━━━━━ PASSAGE GIVEN ━━━━━

5.   Withholding Taxes. The Company may withhold from all payments due to the Executive (or his beneficiary or estate) hereunder all taxes which, by applicable federal, state, local or other law, the Company is required to withhold therefrom.
 
6.   Reimbursement of Expenses. If any contest or dispute shall arise under this Agreement involving termination of the Executive’s employment with the Company or involving the failure or refusal of the Company to perform fully in accordance with the terms hereof, the Company shall reimburse the Executive, on a current basis, for all legal fees and expenses, if any, incurred by the Executive in connection with such contest or dispute, together with interest thereon at a rate equal to the prime rate, as published under “Money Rates” in The Wall Street Journal from time to time, but in no event higher than the maximum legal rate permissible under applicable law, such interest to accrue from the date the Company receives the Executive’s statement for such fees and expenses through the date of payment thereof; provided, however, that in the event the resolution of any such contest or dispute includes a finding denying, in total, the Executive’s claims in such contest or dispute, the Executive shall be required to reimburse the Company, over a period of twelve (12) months from the date of such resolution, for all sums advanced to the Executive pursuant to this Section 6.

━━━━━

(GIVEN INSTRUCTION A) Repeat verbatim the portion of the agreement excerpt that opens with the words containing "5.   Withholding" and closes with "to withhold therefrom.".
(GIVEN INSTRUCTION B) Carry the agreement excerpt forward, starting right after its final sentence.
The listing that follows was taken from a separate source and is not part of the agreement excerpt.

━━━━━ DATA EXCERPT ━━━━━

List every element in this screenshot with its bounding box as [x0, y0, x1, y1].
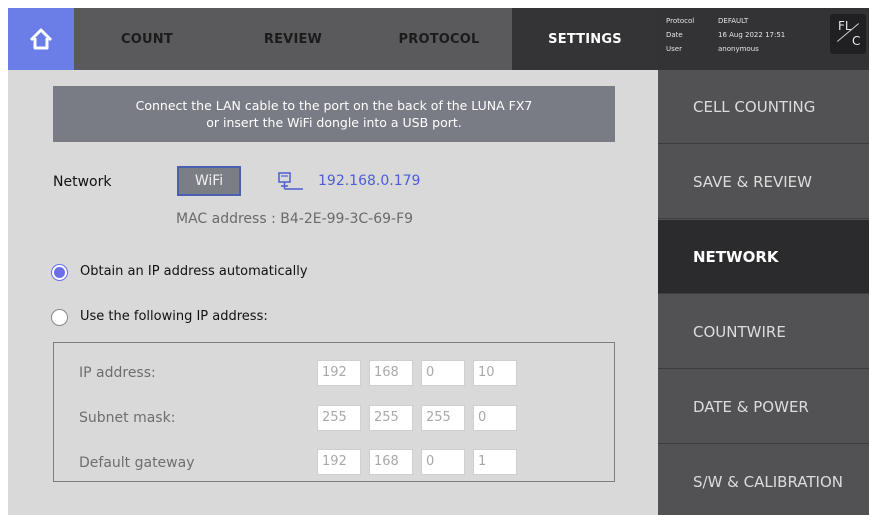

━━━━━

(RESULT A)
5.   Withholding Taxes. The Company may withhold from all payments due to the Executive (or his beneficiary or estate) hereunder all taxes which, by applicable federal, state, local or other law, the Company is required to withhold therefrom.

(RESULT B)
 
7.   Operative Event. Notwithstanding any provision herein to the contrary, no amounts shall be payable hereunder unless and until there is a Change in Control at a time when the Executive is employed by the Company.
 
8.   Termination of Agreement.

  (a)   This Agreement shall be effective on the date hereof and shall continue until terminated by the Company as provided in Section 8(b); provided, however, that this Agreement shall terminate in any event upon the earlier to occur of (i) termination of the Executive’s employment with the Company prior to a Change in Control and (ii) the Executive’s death.
 
  (b)   The Company shall have the right prior to a Change in Control, in its sole discretion, pursuant to action by the Board, to approve the termination of this Agreement, which termination shall not become effective until the date fixed by the Board for such termination, which date shall be at least 120 days after notice thereof is given by the Company to the Executive in accordance with Section 11; provided, however, that no such action shall be taken by the Board during any period of time when the Board has knowledge that any Person has taken steps reasonably calculated to effect a Change in

73


  Control until, in the opinion of the Board, such Person has abandoned or terminated its efforts to effect a Change in Control; and provided further, that in no event shall this Agreement be terminated in the event of a Change in Control.

9.   Scope of Agreement. Nothing in this Agreement shall be deemed to entitle the Executive to continued employment with the Company or its subsidiaries and, if the Executive’s employment with the Company shall terminate prior to a Change in Control, then the Executive shall have no further rights under this Agreement; provided, however, that any termination of the Executive’s employment following a Change in Control shall be subject to all of the provisions of this Agreement.
 
10.   Successors; Binding Agreement.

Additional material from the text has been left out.